WHAT THE TASK REQUIRES:
The complete listing should be restated exactly.

··· RECORD EXCERPTS ···

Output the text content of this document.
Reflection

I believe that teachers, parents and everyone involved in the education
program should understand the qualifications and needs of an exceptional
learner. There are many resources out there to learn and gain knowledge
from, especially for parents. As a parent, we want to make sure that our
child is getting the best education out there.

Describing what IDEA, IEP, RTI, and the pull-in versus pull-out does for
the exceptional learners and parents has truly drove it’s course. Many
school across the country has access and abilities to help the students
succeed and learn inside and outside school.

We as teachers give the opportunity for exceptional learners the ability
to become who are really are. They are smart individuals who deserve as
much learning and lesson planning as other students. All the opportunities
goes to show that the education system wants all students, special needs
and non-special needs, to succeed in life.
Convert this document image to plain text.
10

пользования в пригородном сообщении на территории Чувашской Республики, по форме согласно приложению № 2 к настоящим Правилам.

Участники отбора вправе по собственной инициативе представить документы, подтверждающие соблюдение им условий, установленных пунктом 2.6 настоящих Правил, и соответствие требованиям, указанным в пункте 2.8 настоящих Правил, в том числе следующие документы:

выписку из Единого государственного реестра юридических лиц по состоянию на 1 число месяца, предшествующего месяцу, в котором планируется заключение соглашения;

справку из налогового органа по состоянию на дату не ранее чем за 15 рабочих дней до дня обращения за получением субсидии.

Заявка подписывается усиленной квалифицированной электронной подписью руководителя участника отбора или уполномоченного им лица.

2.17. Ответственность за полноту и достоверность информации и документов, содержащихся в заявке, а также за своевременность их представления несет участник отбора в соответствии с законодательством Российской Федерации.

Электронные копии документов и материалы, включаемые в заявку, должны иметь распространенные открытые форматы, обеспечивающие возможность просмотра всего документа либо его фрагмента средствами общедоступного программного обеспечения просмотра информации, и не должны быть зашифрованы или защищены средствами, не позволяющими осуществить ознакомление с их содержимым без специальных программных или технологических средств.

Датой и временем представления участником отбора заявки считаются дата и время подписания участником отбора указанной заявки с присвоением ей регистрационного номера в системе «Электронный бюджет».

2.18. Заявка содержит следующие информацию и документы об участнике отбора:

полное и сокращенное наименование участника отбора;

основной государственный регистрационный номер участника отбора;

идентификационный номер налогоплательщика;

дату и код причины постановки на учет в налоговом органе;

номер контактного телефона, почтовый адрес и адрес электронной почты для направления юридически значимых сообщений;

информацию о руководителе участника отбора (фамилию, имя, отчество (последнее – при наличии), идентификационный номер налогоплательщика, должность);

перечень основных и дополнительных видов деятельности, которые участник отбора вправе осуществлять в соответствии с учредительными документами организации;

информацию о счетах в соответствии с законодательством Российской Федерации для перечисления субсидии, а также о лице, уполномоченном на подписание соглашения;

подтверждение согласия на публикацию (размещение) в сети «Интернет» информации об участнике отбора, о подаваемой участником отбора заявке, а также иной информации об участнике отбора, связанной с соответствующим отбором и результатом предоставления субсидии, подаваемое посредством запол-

···

FINISHED TASK:
Output the text content of this document.
Reflection

I believe that teachers, parents and everyone involved in the education
program should understand the qualifications and needs of an exceptional
learner. There are many resources out there to learn and gain knowledge
from, especially for parents. As a parent, we want to make sure that our
child is getting the best education out there.

Describing what IDEA, IEP, RTI, and the pull-in versus pull-out does for
the exceptional learners and parents has truly drove it’s course. Many
school across the country has access and abilities to help the students
succeed and learn inside and outside school.

We as teachers give the opportunity for exceptional learners the ability
to become who are really are. They are smart individuals who deserve as
much learning and lesson planning as other students. All the opportunities
goes to show that the education system wants all students, special needs
and non-special needs, to succeed in life.
Convert this document image to plain text.
10

пользования в пригородном сообщении на территории Чувашской Республики, по форме согласно приложению № 2 к настоящим Правилам.

Участники отбора вправе по собственной инициативе представить документы, подтверждающие соблюдение им условий, установленных пунктом 2.6 настоящих Правил, и соответствие требованиям, указанным в пункте 2.8 настоящих Правил, в том числе следующие документы:

выписку из Единого государственного реестра юридических лиц по состоянию на 1 число месяца, предшествующего месяцу, в котором планируется заключение соглашения;

справку из налогового органа по состоянию на дату не ранее чем за 15 рабочих дней до дня обращения за получением субсидии.

Заявка подписывается усиленной квалифицированной электронной подписью руководителя участника отбора или уполномоченного им лица.

2.17. Ответственность за полноту и достоверность информации и документов, содержащихся в заявке, а также за своевременность их представления несет участник отбора в соответствии с законодательством Российской Федерации.

Электронные копии документов и материалы, включаемые в заявку, должны иметь распространенные открытые форматы, обеспечивающие возможность просмотра всего документа либо его фрагмента средствами общедоступного программного обеспечения просмотра информации, и не должны быть зашифрованы или защищены средствами, не позволяющими осуществить ознакомление с их содержимым без специальных программных или технологических средств.

Датой и временем представления участником отбора заявки считаются дата и время подписания участником отбора указанной заявки с присвоением ей регистрационного номера в системе «Электронный бюджет».

2.18. Заявка содержит следующие информацию и документы об участнике отбора:

полное и сокращенное наименование участника отбора;

основной государственный регистрационный номер участника отбора;

идентификационный номер налогоплательщика;

дату и код причины постановки на учет в налоговом органе;

номер контактного телефона, почтовый адрес и адрес электронной почты для направления юридически значимых сообщений;

информацию о руководителе участника отбора (фамилию, имя, отчество (последнее – при наличии), идентификационный номер налогоплательщика, должность);

перечень основных и дополнительных видов деятельности, которые участник отбора вправе осуществлять в соответствии с учредительными документами организации;

информацию о счетах в соответствии с законодательством Российской Федерации для перечисления субсидии, а также о лице, уполномоченном на подписание соглашения;

подтверждение согласия на публикацию (размещение) в сети «Интернет» информации об участнике отбора, о подаваемой участником отбора заявке, а также иной информации об участнике отбора, связанной с соответствующим отбором и результатом предоставления субсидии, подаваемое посредством запол-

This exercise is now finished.